Given instruction ::
List each line of the data that holds the string "color".
───── Data in this exercise ─────
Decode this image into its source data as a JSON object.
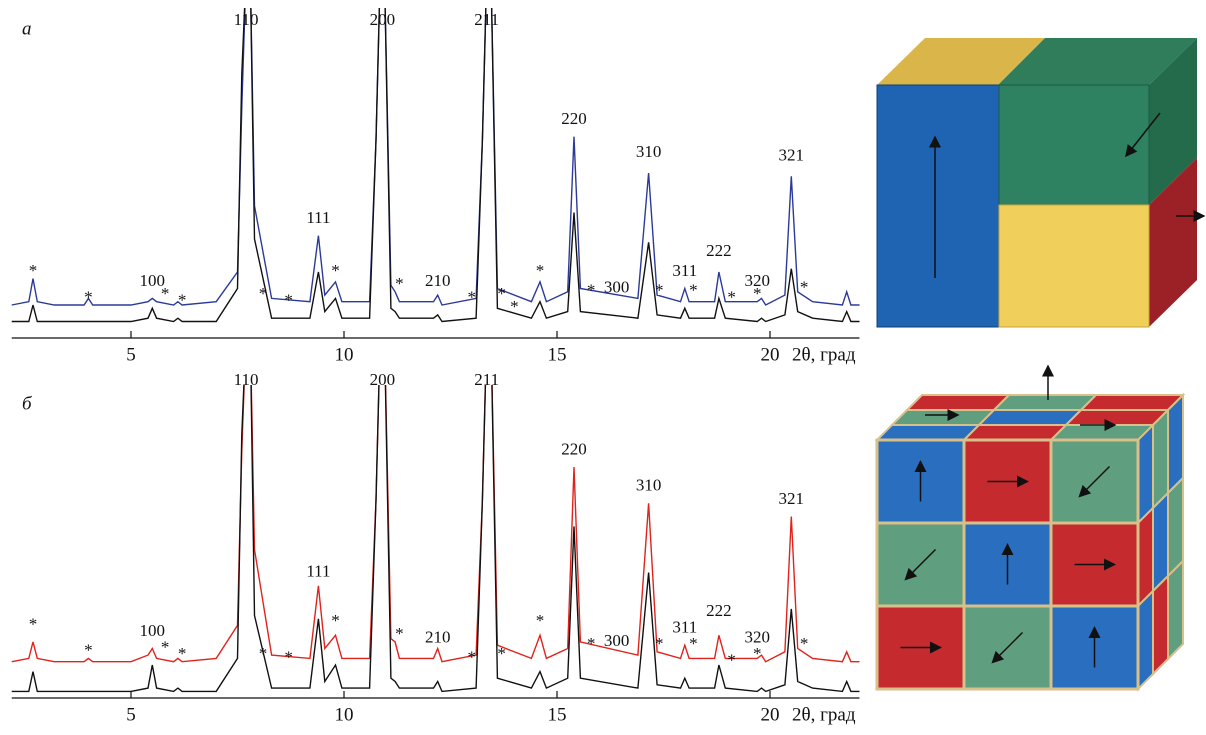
{
  "chart_data": [
    {
      "type": "line",
      "panel_label": "а",
      "x_label": "2θ, град",
      "xlim": [
        2.2,
        22.1
      ],
      "xticks": [
        5,
        10,
        15,
        20
      ],
      "ylim": [
        0,
        100
      ],
      "x": [
        2.2,
        2.6,
        2.7,
        2.8,
        3.2,
        3.9,
        4.0,
        4.1,
        5.0,
        5.4,
        5.5,
        5.6,
        6.0,
        6.1,
        6.2,
        7.0,
        7.5,
        7.6,
        7.7,
        7.8,
        7.9,
        8.3,
        9.2,
        9.4,
        9.55,
        9.8,
        9.95,
        10.6,
        10.75,
        10.85,
        10.95,
        11.1,
        11.2,
        11.3,
        12.1,
        12.2,
        12.3,
        13.1,
        13.25,
        13.35,
        13.45,
        13.6,
        14.4,
        14.6,
        14.75,
        15.25,
        15.4,
        15.55,
        16.9,
        17.15,
        17.35,
        17.9,
        18.0,
        18.1,
        18.7,
        18.8,
        18.95,
        19.7,
        19.8,
        19.9,
        20.35,
        20.5,
        20.65,
        21.0,
        21.7,
        21.8,
        21.9,
        22.1
      ],
      "series": [
        {
          "color": "#2b3a9a",
          "values": [
            10,
            11,
            18,
            11,
            10,
            10,
            12,
            10,
            10,
            11,
            12,
            11,
            10,
            11,
            10,
            11,
            20,
            70,
            110,
            110,
            40,
            12,
            11,
            31,
            13,
            17,
            11,
            11,
            60,
            110,
            110,
            16,
            14,
            11,
            11,
            13,
            10,
            12,
            60,
            110,
            110,
            15,
            11,
            17,
            11,
            14,
            61,
            15,
            12,
            50,
            13,
            11,
            15,
            11,
            11,
            20,
            11,
            11,
            12,
            10,
            13,
            49,
            14,
            11,
            10,
            14,
            10,
            10
          ]
        },
        {
          "color": "#111111",
          "values": [
            5,
            5,
            10,
            5,
            5,
            5,
            5,
            5,
            5,
            6,
            9,
            6,
            5,
            6,
            5,
            5,
            15,
            80,
            110,
            110,
            30,
            6,
            6,
            20,
            8,
            12,
            6,
            6,
            60,
            110,
            110,
            9,
            8,
            6,
            6,
            7,
            5,
            6,
            60,
            110,
            110,
            9,
            6,
            11,
            6,
            8,
            38,
            8,
            6,
            29,
            7,
            6,
            9,
            6,
            6,
            12,
            6,
            5,
            6,
            5,
            7,
            21,
            8,
            6,
            5,
            8,
            5,
            5
          ]
        }
      ],
      "annotations": [
        {
          "text": "110",
          "x": 7.7,
          "y": 96
        },
        {
          "text": "200",
          "x": 10.9,
          "y": 96
        },
        {
          "text": "211",
          "x": 13.35,
          "y": 96
        },
        {
          "text": "111",
          "x": 9.4,
          "y": 36
        },
        {
          "text": "220",
          "x": 15.4,
          "y": 66
        },
        {
          "text": "310",
          "x": 17.15,
          "y": 56
        },
        {
          "text": "321",
          "x": 20.5,
          "y": 55
        },
        {
          "text": "100",
          "x": 5.5,
          "y": 17
        },
        {
          "text": "210",
          "x": 12.2,
          "y": 17
        },
        {
          "text": "300",
          "x": 16.4,
          "y": 15
        },
        {
          "text": "311",
          "x": 18.0,
          "y": 20
        },
        {
          "text": "222",
          "x": 18.8,
          "y": 26
        },
        {
          "text": "320",
          "x": 19.7,
          "y": 17
        },
        {
          "text": "*",
          "x": 2.7,
          "y": 20
        },
        {
          "text": "*",
          "x": 4.0,
          "y": 12
        },
        {
          "text": "*",
          "x": 5.8,
          "y": 13
        },
        {
          "text": "*",
          "x": 6.2,
          "y": 11
        },
        {
          "text": "*",
          "x": 8.1,
          "y": 13
        },
        {
          "text": "*",
          "x": 8.7,
          "y": 11
        },
        {
          "text": "*",
          "x": 9.8,
          "y": 20
        },
        {
          "text": "*",
          "x": 11.3,
          "y": 16
        },
        {
          "text": "*",
          "x": 13.0,
          "y": 12
        },
        {
          "text": "*",
          "x": 13.7,
          "y": 13
        },
        {
          "text": "*",
          "x": 14.0,
          "y": 9
        },
        {
          "text": "*",
          "x": 14.6,
          "y": 20
        },
        {
          "text": "*",
          "x": 15.8,
          "y": 14
        },
        {
          "text": "*",
          "x": 17.4,
          "y": 14
        },
        {
          "text": "*",
          "x": 18.2,
          "y": 14
        },
        {
          "text": "*",
          "x": 19.1,
          "y": 12
        },
        {
          "text": "*",
          "x": 19.7,
          "y": 13
        },
        {
          "text": "*",
          "x": 20.8,
          "y": 15
        }
      ]
    },
    {
      "type": "line",
      "panel_label": "б",
      "x_label": "2θ, град",
      "xlim": [
        2.2,
        22.1
      ],
      "xticks": [
        5,
        10,
        15,
        20
      ],
      "ylim": [
        0,
        100
      ],
      "x": [
        2.2,
        2.6,
        2.7,
        2.8,
        3.2,
        3.9,
        4.0,
        4.1,
        5.0,
        5.4,
        5.5,
        5.6,
        6.0,
        6.1,
        6.2,
        7.0,
        7.5,
        7.6,
        7.7,
        7.8,
        7.9,
        8.3,
        9.2,
        9.4,
        9.55,
        9.8,
        9.95,
        10.6,
        10.75,
        10.85,
        10.95,
        11.1,
        11.2,
        11.3,
        12.1,
        12.2,
        12.3,
        13.1,
        13.25,
        13.35,
        13.45,
        13.6,
        14.4,
        14.6,
        14.75,
        15.25,
        15.4,
        15.55,
        16.9,
        17.15,
        17.35,
        17.9,
        18.0,
        18.1,
        18.7,
        18.8,
        18.95,
        19.7,
        19.8,
        19.9,
        20.35,
        20.5,
        20.65,
        21.0,
        21.7,
        21.8,
        21.9,
        22.1
      ],
      "series": [
        {
          "color": "#e0231c",
          "values": [
            11,
            12,
            17,
            12,
            11,
            11,
            12,
            11,
            11,
            13,
            15,
            12,
            11,
            12,
            11,
            12,
            22,
            75,
            110,
            110,
            45,
            13,
            12,
            34,
            15,
            19,
            12,
            12,
            60,
            110,
            110,
            18,
            17,
            12,
            12,
            15,
            11,
            13,
            60,
            110,
            110,
            16,
            12,
            19,
            12,
            15,
            70,
            17,
            13,
            59,
            14,
            12,
            16,
            12,
            12,
            19,
            12,
            12,
            13,
            11,
            14,
            55,
            15,
            12,
            11,
            14,
            11,
            11
          ]
        },
        {
          "color": "#111111",
          "values": [
            2,
            2,
            8,
            2,
            2,
            2,
            2,
            2,
            2,
            3,
            10,
            3,
            2,
            3,
            2,
            2,
            12,
            80,
            110,
            110,
            25,
            3,
            3,
            24,
            5,
            10,
            3,
            3,
            60,
            110,
            110,
            6,
            5,
            3,
            3,
            5,
            2,
            3,
            60,
            110,
            110,
            6,
            3,
            8,
            3,
            6,
            52,
            6,
            3,
            38,
            4,
            3,
            6,
            3,
            3,
            10,
            3,
            2,
            3,
            2,
            4,
            27,
            5,
            3,
            2,
            5,
            2,
            2
          ]
        }
      ],
      "annotations": [
        {
          "text": "110",
          "x": 7.7,
          "y": 96
        },
        {
          "text": "200",
          "x": 10.9,
          "y": 96
        },
        {
          "text": "211",
          "x": 13.35,
          "y": 96
        },
        {
          "text": "111",
          "x": 9.4,
          "y": 38
        },
        {
          "text": "220",
          "x": 15.4,
          "y": 75
        },
        {
          "text": "310",
          "x": 17.15,
          "y": 64
        },
        {
          "text": "321",
          "x": 20.5,
          "y": 60
        },
        {
          "text": "100",
          "x": 5.5,
          "y": 20
        },
        {
          "text": "210",
          "x": 12.2,
          "y": 18
        },
        {
          "text": "300",
          "x": 16.4,
          "y": 17
        },
        {
          "text": "311",
          "x": 18.0,
          "y": 21
        },
        {
          "text": "222",
          "x": 18.8,
          "y": 26
        },
        {
          "text": "320",
          "x": 19.7,
          "y": 18
        },
        {
          "text": "*",
          "x": 2.7,
          "y": 22
        },
        {
          "text": "*",
          "x": 4.0,
          "y": 14
        },
        {
          "text": "*",
          "x": 5.8,
          "y": 15
        },
        {
          "text": "*",
          "x": 6.2,
          "y": 13
        },
        {
          "text": "*",
          "x": 8.1,
          "y": 13
        },
        {
          "text": "*",
          "x": 8.7,
          "y": 12
        },
        {
          "text": "*",
          "x": 9.8,
          "y": 23
        },
        {
          "text": "*",
          "x": 11.3,
          "y": 19
        },
        {
          "text": "*",
          "x": 13.0,
          "y": 12
        },
        {
          "text": "*",
          "x": 13.7,
          "y": 13
        },
        {
          "text": "*",
          "x": 14.6,
          "y": 23
        },
        {
          "text": "*",
          "x": 15.8,
          "y": 16
        },
        {
          "text": "*",
          "x": 17.4,
          "y": 16
        },
        {
          "text": "*",
          "x": 18.2,
          "y": 16
        },
        {
          "text": "*",
          "x": 19.1,
          "y": 11
        },
        {
          "text": "*",
          "x": 19.7,
          "y": 13
        },
        {
          "text": "*",
          "x": 20.8,
          "y": 16
        }
      ]
    }
  ]
}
─────
Solution ::
          "color": "#2b3a9a",
          "color": "#111111",
          "color": "#e0231c",
          "color": "#111111",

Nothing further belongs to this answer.